▸ EXERCISE AIM: Keep only those lines of the records that include the string "阿拉斯加和夏威夷".

▸ Dataset records:
========

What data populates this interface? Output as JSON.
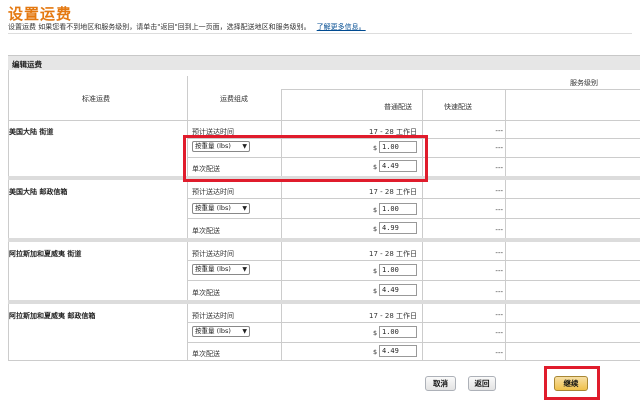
{
  "page": {
    "title": "设置运费",
    "intro": "设置运费  如果您看不到地区和服务级别，请单击\"返回\"回到上一页面，选择配送地区和服务级别。",
    "more_link": "了解更多信息。"
  },
  "section": {
    "title": "编辑运费"
  },
  "columns": {
    "service_level": "服务级别",
    "standard_shipping": "标准运费",
    "fee_composition": "运费组成",
    "regular_delivery": "普通配送",
    "express_delivery": "快速配送"
  },
  "rows": [
    {
      "region": "美国大陆 街道",
      "eta_label": "预计送达时间",
      "eta_value": "17 - 28 工作日",
      "weight_select": "按重量 (lbs)",
      "per_weight_value": "1.00",
      "per_shipment_label": "单次配送",
      "per_shipment_value": "4.49",
      "express_dash": "---"
    },
    {
      "region": "美国大陆 邮政信箱",
      "eta_label": "预计送达时间",
      "eta_value": "17 - 28 工作日",
      "weight_select": "按重量 (lbs)",
      "per_weight_value": "1.00",
      "per_shipment_label": "单次配送",
      "per_shipment_value": "4.99",
      "express_dash": "---"
    },
    {
      "region": "阿拉斯加和夏威夷 街道",
      "eta_label": "预计送达时间",
      "eta_value": "17 - 28 工作日",
      "weight_select": "按重量 (lbs)",
      "per_weight_value": "1.00",
      "per_shipment_label": "单次配送",
      "per_shipment_value": "4.49",
      "express_dash": "---"
    },
    {
      "region": "阿拉斯加和夏威夷 邮政信箱",
      "eta_label": "预计送达时间",
      "eta_value": "17 - 28 工作日",
      "weight_select": "按重量 (lbs)",
      "per_weight_value": "1.00",
      "per_shipment_label": "单次配送",
      "per_shipment_value": "4.49",
      "express_dash": "---"
    }
  ],
  "currency_symbol": "$",
  "buttons": {
    "cancel": "取消",
    "back": "返回",
    "continue": "继续"
  },
  "colors": {
    "title": "#e47911",
    "highlight": "#e01c2c",
    "primary_button": "#f0c14b"
  },
  "icons": {
    "select_chevron": "chevron-down-icon"
  }
}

========

▸ EXERCISE RESULT:
      "region": "阿拉斯加和夏威夷 街道",
      "region": "阿拉斯加和夏威夷 邮政信箱",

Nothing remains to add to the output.